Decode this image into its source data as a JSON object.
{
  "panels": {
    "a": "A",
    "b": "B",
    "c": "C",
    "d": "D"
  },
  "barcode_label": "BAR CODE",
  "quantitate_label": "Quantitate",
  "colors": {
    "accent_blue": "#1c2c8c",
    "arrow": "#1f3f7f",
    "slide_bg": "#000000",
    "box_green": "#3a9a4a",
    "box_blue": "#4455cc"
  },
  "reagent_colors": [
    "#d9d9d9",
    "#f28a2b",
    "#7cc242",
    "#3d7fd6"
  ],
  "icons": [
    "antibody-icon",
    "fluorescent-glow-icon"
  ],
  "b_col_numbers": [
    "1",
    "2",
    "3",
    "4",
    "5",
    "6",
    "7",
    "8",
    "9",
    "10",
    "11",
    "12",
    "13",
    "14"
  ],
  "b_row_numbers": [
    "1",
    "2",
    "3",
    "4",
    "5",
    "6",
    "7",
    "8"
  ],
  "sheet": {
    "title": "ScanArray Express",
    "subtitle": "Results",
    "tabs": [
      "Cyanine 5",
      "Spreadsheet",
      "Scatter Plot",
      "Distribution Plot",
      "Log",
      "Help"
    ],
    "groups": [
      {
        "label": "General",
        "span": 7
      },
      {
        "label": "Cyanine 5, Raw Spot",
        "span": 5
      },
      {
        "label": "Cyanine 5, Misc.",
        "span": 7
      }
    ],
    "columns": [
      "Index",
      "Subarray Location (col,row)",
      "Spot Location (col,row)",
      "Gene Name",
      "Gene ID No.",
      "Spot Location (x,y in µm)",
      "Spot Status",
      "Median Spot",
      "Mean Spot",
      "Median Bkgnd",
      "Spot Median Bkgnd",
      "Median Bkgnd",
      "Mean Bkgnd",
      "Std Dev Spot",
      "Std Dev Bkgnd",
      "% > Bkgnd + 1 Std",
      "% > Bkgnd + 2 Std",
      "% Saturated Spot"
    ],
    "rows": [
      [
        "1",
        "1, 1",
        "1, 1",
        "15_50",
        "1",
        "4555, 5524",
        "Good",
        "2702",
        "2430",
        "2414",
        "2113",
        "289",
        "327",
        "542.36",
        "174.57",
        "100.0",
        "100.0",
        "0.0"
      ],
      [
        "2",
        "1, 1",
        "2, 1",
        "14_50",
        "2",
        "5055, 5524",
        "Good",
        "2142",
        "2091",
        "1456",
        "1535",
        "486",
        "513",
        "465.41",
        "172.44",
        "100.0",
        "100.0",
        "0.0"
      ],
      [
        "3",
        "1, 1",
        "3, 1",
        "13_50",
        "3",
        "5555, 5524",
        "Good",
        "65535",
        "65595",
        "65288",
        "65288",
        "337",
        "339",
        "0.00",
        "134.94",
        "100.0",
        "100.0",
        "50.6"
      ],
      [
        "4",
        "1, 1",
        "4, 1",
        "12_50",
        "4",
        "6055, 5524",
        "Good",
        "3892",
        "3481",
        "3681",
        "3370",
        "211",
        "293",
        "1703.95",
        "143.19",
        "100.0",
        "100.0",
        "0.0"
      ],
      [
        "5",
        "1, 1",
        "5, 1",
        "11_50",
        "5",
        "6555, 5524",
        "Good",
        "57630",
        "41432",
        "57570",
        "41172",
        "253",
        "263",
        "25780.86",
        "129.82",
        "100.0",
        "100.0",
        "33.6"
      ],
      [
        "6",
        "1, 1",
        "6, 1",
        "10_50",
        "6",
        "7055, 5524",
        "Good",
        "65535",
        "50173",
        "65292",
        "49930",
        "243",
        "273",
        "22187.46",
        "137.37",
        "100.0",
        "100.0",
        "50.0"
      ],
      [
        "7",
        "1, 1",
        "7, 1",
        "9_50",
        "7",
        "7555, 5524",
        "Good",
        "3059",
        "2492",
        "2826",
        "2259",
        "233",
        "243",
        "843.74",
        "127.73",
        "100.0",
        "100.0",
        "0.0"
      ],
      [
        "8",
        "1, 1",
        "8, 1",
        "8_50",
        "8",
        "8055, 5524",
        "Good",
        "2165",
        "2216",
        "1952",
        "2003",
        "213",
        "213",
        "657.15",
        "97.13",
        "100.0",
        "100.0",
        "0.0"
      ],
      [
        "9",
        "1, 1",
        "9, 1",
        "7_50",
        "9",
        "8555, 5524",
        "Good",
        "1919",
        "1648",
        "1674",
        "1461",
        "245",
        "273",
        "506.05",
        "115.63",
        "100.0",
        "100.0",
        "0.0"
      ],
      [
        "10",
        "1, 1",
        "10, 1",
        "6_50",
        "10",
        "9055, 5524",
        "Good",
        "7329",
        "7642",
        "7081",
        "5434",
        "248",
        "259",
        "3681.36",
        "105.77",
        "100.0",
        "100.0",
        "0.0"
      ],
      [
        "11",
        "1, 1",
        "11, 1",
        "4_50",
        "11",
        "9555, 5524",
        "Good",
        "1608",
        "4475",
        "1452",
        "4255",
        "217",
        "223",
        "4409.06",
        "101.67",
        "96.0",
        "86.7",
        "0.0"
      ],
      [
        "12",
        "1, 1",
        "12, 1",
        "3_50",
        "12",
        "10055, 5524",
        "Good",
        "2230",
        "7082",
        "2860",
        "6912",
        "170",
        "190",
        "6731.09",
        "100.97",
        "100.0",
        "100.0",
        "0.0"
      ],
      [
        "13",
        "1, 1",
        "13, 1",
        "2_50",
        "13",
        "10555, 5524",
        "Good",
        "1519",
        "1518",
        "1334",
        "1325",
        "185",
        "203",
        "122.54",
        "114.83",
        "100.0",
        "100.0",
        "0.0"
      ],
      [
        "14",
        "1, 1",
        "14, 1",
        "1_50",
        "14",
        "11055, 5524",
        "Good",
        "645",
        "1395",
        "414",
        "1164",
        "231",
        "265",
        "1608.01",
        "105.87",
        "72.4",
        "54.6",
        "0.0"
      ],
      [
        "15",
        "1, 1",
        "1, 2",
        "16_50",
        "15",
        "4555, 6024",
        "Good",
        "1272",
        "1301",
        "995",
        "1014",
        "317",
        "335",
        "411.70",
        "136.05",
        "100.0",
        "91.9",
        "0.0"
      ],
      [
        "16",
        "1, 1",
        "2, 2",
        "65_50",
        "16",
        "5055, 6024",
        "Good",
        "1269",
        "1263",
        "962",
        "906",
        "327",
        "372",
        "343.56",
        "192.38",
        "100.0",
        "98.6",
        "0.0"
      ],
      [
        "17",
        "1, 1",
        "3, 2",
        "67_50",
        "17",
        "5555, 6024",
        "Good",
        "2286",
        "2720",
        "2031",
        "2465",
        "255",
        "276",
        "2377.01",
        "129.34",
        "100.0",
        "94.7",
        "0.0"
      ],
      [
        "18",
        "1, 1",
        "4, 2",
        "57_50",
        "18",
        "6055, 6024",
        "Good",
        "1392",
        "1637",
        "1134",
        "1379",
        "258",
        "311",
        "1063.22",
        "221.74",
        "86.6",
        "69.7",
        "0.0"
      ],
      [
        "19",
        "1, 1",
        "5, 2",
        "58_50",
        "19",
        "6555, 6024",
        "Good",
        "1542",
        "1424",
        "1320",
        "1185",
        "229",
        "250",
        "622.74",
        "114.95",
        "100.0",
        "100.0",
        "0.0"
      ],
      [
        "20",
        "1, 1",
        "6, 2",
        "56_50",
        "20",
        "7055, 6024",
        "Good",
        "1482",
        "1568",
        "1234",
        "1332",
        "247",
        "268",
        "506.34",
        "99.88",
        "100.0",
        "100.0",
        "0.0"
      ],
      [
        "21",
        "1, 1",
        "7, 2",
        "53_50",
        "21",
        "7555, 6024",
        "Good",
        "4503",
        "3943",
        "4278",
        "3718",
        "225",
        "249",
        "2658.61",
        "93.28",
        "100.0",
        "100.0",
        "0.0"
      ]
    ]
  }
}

++++++++++++++++++++

WORK TO BE COMPLETED:
Your answer must be every line from the entries that contains the string "Spot", copied as it stands.

TASK SOLUTION:
        "label": "Cyanine 5, Raw Spot",
      "Spot Location (col,row)",
      "Spot Location (x,y in µm)",
      "Spot Status",
      "Median Spot",
      "Mean Spot",
      "Spot Median Bkgnd",
      "Std Dev Spot",
      "% Saturated Spot"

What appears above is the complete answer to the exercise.